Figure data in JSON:
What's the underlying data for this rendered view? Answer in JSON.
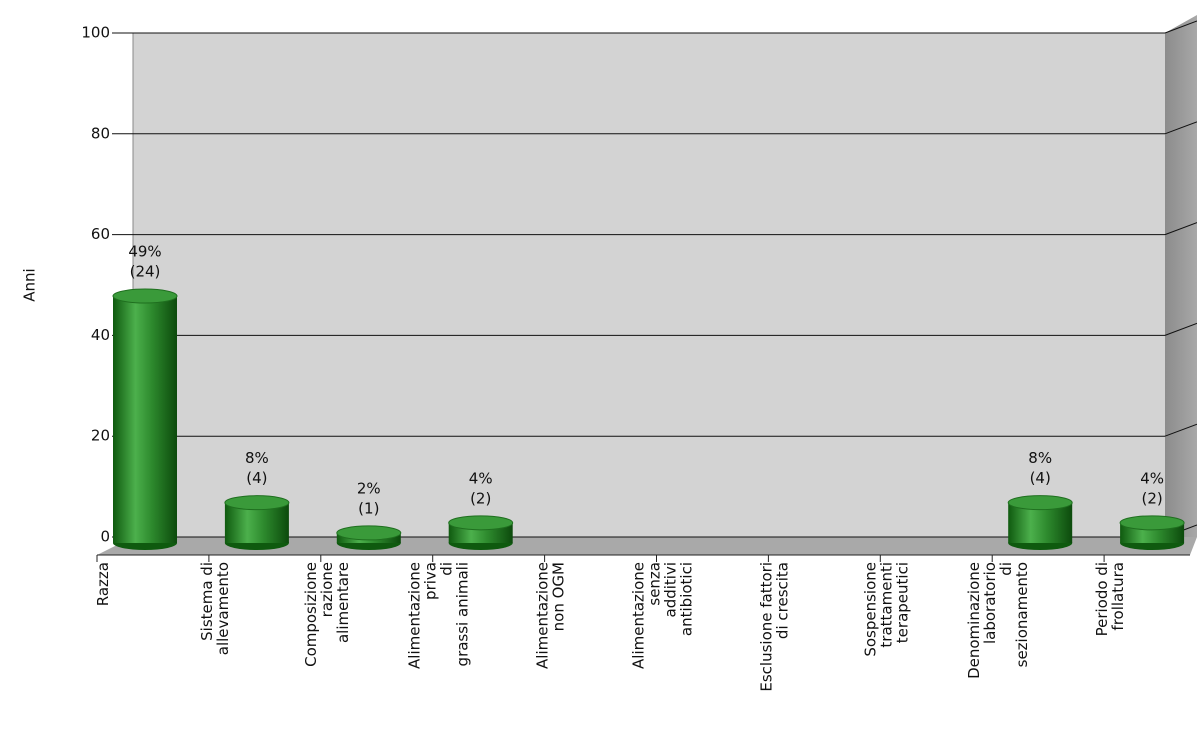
{
  "chart_data": {
    "type": "bar",
    "y_label": "Anni",
    "categories": [
      "Razza",
      "Sistema di\nallevamento",
      "Composizione\nrazione\nalimentare",
      "Alimentazione\npriva\ndi\ngrassi animali",
      "Alimentazione\nnon OGM",
      "Alimentazione\nsenza\nadditivi\nantibiotici",
      "Esclusione fattori\ndi crescita",
      "Sospensione\ntrattamenti\nterapeutici",
      "Denominazione\nlaboratorio\ndi\nsezionamento",
      "Periodo di\nfrollatura"
    ],
    "values": [
      49,
      8,
      2,
      4,
      0,
      0,
      0,
      0,
      8,
      4
    ],
    "value_labels": [
      "49%",
      "8%",
      "2%",
      "4%",
      null,
      null,
      null,
      null,
      "8%",
      "4%"
    ],
    "counts": [
      24,
      4,
      1,
      2,
      0,
      0,
      0,
      0,
      4,
      2
    ],
    "count_labels": [
      "(24)",
      "(4)",
      "(1)",
      "(2)",
      null,
      null,
      null,
      null,
      "(4)",
      "(2)"
    ],
    "color": "#2e8b2e",
    "ylim": [
      0,
      100
    ],
    "yticks": [
      0,
      20,
      40,
      60,
      80,
      100
    ],
    "grid": true
  }
}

◆ Direction ◆
Omitting all images, print the listing exactly.

◆ Final result ◆
What's the underlying data for this rendered view? Answer in JSON.
{
  "chart_data": {
    "type": "bar",
    "y_label": "Anni",
    "categories": [
      "Razza",
      "Sistema di\nallevamento",
      "Composizione\nrazione\nalimentare",
      "Alimentazione\npriva\ndi\ngrassi animali",
      "Alimentazione\nnon OGM",
      "Alimentazione\nsenza\nadditivi\nantibiotici",
      "Esclusione fattori\ndi crescita",
      "Sospensione\ntrattamenti\nterapeutici",
      "Denominazione\nlaboratorio\ndi\nsezionamento",
      "Periodo di\nfrollatura"
    ],
    "values": [
      49,
      8,
      2,
      4,
      0,
      0,
      0,
      0,
      8,
      4
    ],
    "value_labels": [
      "49%",
      "8%",
      "2%",
      "4%",
      null,
      null,
      null,
      null,
      "8%",
      "4%"
    ],
    "counts": [
      24,
      4,
      1,
      2,
      0,
      0,
      0,
      0,
      4,
      2
    ],
    "count_labels": [
      "(24)",
      "(4)",
      "(1)",
      "(2)",
      null,
      null,
      null,
      null,
      "(4)",
      "(2)"
    ],
    "color": "#2e8b2e",
    "ylim": [
      0,
      100
    ],
    "yticks": [
      0,
      20,
      40,
      60,
      80,
      100
    ],
    "grid": true
  }
}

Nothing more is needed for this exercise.